**YOUR GOAL:** Select and copy out every line in the records containing "Magistrát".

===== GIVEN DATA

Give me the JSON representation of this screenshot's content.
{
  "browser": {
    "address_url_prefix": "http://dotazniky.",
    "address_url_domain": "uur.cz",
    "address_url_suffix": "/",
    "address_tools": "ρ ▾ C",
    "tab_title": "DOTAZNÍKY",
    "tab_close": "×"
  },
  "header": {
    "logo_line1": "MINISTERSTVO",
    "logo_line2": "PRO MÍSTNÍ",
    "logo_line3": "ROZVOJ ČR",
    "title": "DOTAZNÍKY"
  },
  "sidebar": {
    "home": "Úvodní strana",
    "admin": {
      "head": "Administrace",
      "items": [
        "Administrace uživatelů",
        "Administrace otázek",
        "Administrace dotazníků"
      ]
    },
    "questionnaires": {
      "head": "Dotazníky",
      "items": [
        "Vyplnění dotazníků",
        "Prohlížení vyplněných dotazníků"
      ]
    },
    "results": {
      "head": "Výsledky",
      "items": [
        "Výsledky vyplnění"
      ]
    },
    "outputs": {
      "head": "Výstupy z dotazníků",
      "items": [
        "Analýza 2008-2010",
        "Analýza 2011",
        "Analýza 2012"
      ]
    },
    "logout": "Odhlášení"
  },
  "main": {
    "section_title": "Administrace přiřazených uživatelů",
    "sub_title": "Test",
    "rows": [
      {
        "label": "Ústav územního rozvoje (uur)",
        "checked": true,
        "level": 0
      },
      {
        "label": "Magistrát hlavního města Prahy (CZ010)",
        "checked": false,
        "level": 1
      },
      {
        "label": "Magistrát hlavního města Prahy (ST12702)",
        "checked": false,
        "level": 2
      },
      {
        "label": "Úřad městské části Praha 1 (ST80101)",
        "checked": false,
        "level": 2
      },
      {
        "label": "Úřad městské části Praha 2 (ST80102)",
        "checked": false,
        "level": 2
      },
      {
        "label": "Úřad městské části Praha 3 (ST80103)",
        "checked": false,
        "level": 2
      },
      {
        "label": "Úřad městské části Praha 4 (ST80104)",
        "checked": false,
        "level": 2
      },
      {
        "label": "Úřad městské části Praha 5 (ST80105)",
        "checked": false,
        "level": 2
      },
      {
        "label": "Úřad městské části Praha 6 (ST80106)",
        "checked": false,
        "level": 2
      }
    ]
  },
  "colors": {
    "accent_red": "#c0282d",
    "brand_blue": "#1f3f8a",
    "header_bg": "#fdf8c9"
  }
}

==========

**WRITTEN ANSWER:**
        "label": "Magistrát hlavního města Prahy (CZ010)",
        "label": "Magistrát hlavního města Prahy (ST12702)",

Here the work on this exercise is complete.